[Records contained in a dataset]
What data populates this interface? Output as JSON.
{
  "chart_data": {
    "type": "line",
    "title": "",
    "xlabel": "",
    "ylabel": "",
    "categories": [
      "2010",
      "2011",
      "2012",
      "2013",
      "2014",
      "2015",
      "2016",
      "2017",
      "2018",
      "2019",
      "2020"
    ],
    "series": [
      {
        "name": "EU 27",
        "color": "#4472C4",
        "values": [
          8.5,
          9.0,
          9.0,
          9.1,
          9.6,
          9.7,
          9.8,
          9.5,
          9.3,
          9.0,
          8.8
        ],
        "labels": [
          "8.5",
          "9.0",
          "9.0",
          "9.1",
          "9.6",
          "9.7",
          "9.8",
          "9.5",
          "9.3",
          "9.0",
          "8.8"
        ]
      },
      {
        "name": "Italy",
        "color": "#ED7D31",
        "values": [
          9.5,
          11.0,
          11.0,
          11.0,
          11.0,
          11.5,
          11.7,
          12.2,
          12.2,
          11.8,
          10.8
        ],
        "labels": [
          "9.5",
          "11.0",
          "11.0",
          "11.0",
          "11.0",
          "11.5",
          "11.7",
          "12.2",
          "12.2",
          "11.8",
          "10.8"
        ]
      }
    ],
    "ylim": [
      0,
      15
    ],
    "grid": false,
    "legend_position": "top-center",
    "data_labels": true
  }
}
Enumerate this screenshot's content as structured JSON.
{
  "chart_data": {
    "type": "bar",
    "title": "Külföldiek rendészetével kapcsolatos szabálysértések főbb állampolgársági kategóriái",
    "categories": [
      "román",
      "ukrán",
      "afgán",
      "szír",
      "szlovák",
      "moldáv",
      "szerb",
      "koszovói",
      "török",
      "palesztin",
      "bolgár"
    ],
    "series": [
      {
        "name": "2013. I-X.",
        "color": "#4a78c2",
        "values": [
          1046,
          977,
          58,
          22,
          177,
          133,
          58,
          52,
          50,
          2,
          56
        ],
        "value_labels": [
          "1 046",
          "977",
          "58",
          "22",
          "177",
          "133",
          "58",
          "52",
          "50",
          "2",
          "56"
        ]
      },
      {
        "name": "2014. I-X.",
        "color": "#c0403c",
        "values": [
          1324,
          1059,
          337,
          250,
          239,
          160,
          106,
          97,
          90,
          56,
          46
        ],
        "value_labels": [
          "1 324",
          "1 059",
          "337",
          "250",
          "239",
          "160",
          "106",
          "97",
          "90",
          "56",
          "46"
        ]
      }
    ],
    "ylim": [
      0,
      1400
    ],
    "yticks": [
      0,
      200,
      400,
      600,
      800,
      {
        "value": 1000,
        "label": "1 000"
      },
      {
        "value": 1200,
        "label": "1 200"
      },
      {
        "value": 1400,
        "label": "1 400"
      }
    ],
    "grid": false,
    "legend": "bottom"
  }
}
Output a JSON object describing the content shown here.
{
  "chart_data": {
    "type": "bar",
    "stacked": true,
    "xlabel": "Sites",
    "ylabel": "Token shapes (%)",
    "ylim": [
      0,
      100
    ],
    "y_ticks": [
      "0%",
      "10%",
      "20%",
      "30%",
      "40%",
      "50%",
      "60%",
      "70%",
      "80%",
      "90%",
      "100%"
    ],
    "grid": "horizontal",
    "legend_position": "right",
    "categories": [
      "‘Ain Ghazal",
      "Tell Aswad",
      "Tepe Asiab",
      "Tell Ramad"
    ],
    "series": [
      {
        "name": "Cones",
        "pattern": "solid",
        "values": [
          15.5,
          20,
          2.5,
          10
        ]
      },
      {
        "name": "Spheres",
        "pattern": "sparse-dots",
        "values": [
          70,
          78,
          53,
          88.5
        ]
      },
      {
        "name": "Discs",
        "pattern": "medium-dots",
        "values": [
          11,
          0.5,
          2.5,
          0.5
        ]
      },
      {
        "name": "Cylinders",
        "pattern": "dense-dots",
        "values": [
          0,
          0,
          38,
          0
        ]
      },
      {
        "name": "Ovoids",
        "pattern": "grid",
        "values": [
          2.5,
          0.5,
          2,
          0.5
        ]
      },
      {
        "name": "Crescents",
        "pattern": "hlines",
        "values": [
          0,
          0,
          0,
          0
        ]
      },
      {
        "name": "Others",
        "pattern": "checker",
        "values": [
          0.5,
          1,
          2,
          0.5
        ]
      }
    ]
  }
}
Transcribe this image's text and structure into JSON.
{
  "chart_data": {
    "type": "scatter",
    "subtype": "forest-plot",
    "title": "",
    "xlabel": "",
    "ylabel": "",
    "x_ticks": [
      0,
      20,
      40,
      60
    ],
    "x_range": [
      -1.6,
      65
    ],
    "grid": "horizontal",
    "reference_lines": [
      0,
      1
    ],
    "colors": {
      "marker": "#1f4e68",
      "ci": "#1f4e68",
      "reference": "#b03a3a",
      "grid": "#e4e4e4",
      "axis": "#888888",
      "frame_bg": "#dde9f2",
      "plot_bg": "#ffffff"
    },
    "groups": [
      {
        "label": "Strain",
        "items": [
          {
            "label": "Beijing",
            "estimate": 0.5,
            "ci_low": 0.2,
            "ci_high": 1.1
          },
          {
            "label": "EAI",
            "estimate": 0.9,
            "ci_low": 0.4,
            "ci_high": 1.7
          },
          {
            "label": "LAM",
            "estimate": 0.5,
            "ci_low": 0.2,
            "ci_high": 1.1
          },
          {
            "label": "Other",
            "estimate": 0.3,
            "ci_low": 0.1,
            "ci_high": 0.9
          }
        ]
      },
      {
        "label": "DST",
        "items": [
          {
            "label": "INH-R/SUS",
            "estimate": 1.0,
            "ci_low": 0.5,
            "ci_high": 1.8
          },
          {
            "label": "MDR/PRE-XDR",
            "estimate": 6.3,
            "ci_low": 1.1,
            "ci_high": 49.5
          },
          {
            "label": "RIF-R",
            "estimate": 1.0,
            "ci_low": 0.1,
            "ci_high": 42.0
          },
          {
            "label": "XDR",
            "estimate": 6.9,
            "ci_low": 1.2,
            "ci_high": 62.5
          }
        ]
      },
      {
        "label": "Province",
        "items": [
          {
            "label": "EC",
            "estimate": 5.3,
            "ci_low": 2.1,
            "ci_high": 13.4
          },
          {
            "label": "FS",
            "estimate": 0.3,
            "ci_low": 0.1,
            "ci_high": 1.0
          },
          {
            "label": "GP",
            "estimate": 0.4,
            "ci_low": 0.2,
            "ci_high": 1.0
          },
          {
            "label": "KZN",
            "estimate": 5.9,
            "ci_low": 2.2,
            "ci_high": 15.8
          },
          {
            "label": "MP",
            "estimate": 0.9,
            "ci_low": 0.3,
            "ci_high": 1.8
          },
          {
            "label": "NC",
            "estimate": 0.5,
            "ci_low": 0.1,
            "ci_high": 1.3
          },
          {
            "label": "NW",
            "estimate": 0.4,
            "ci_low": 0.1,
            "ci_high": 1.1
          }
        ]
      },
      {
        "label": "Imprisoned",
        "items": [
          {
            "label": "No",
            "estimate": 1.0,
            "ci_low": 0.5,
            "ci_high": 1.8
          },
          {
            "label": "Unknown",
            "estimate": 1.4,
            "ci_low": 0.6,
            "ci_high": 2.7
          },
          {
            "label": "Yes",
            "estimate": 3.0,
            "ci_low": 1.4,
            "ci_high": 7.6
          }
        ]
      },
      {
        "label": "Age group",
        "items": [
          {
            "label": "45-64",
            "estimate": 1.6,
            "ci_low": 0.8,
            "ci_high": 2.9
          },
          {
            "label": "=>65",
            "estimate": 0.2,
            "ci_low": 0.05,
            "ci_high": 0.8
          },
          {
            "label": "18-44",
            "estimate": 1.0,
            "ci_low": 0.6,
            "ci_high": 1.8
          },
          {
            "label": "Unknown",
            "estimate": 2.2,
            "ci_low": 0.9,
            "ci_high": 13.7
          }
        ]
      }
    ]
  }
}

**Written exercise**
Which lines in the data above contain "Output"? Show each one.

**Exercise response**
What data populates this interface? Output as JSON.
Output a JSON object describing the content shown here.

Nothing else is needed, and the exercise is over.